EXERCISE DIRECTIONS -
Print the data exactly as it is given, please.

DATA FOR PROCESSING -
[start]

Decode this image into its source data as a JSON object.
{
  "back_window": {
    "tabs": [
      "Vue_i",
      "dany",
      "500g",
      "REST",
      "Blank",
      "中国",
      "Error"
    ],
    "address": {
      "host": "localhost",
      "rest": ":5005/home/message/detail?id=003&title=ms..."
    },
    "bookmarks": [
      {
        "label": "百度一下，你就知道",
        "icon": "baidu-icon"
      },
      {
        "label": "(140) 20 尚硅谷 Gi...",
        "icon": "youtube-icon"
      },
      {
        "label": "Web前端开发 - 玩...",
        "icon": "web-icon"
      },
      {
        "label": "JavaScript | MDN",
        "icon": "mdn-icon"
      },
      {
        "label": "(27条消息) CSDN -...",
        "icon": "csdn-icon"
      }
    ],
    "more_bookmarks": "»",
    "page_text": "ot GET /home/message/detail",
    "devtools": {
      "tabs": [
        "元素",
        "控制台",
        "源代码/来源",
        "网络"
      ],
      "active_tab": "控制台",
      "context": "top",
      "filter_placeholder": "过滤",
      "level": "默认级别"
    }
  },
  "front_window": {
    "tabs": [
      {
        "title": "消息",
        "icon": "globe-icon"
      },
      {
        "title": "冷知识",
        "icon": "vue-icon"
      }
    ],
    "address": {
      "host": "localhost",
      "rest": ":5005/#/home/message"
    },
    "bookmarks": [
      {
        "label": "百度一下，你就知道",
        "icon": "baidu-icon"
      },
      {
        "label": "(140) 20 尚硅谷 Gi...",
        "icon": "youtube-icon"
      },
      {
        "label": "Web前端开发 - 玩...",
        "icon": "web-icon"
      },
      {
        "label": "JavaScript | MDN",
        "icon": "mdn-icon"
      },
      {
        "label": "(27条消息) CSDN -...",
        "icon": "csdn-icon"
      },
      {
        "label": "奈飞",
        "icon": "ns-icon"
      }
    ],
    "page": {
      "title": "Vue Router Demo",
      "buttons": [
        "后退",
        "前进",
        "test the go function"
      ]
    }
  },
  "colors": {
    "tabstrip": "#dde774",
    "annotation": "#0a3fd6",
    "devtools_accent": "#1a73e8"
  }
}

[end]

ANSWER BELOW -
Decode this image into its source data as a JSON object.
{
  "back_window": {
    "tabs": [
      "Vue_i",
      "dany",
      "500g",
      "REST",
      "Blank",
      "中国",
      "Error"
    ],
    "address": {
      "host": "localhost",
      "rest": ":5005/home/message/detail?id=003&title=ms..."
    },
    "bookmarks": [
      {
        "label": "百度一下，你就知道",
        "icon": "baidu-icon"
      },
      {
        "label": "(140) 20 尚硅谷 Gi...",
        "icon": "youtube-icon"
      },
      {
        "label": "Web前端开发 - 玩...",
        "icon": "web-icon"
      },
      {
        "label": "JavaScript | MDN",
        "icon": "mdn-icon"
      },
      {
        "label": "(27条消息) CSDN -...",
        "icon": "csdn-icon"
      }
    ],
    "more_bookmarks": "»",
    "page_text": "ot GET /home/message/detail",
    "devtools": {
      "tabs": [
        "元素",
        "控制台",
        "源代码/来源",
        "网络"
      ],
      "active_tab": "控制台",
      "context": "top",
      "filter_placeholder": "过滤",
      "level": "默认级别"
    }
  },
  "front_window": {
    "tabs": [
      {
        "title": "消息",
        "icon": "globe-icon"
      },
      {
        "title": "冷知识",
        "icon": "vue-icon"
      }
    ],
    "address": {
      "host": "localhost",
      "rest": ":5005/#/home/message"
    },
    "bookmarks": [
      {
        "label": "百度一下，你就知道",
        "icon": "baidu-icon"
      },
      {
        "label": "(140) 20 尚硅谷 Gi...",
        "icon": "youtube-icon"
      },
      {
        "label": "Web前端开发 - 玩...",
        "icon": "web-icon"
      },
      {
        "label": "JavaScript | MDN",
        "icon": "mdn-icon"
      },
      {
        "label": "(27条消息) CSDN -...",
        "icon": "csdn-icon"
      },
      {
        "label": "奈飞",
        "icon": "ns-icon"
      }
    ],
    "page": {
      "title": "Vue Router Demo",
      "buttons": [
        "后退",
        "前进",
        "test the go function"
      ]
    }
  },
  "colors": {
    "tabstrip": "#dde774",
    "annotation": "#0a3fd6",
    "devtools_accent": "#1a73e8"
  }
}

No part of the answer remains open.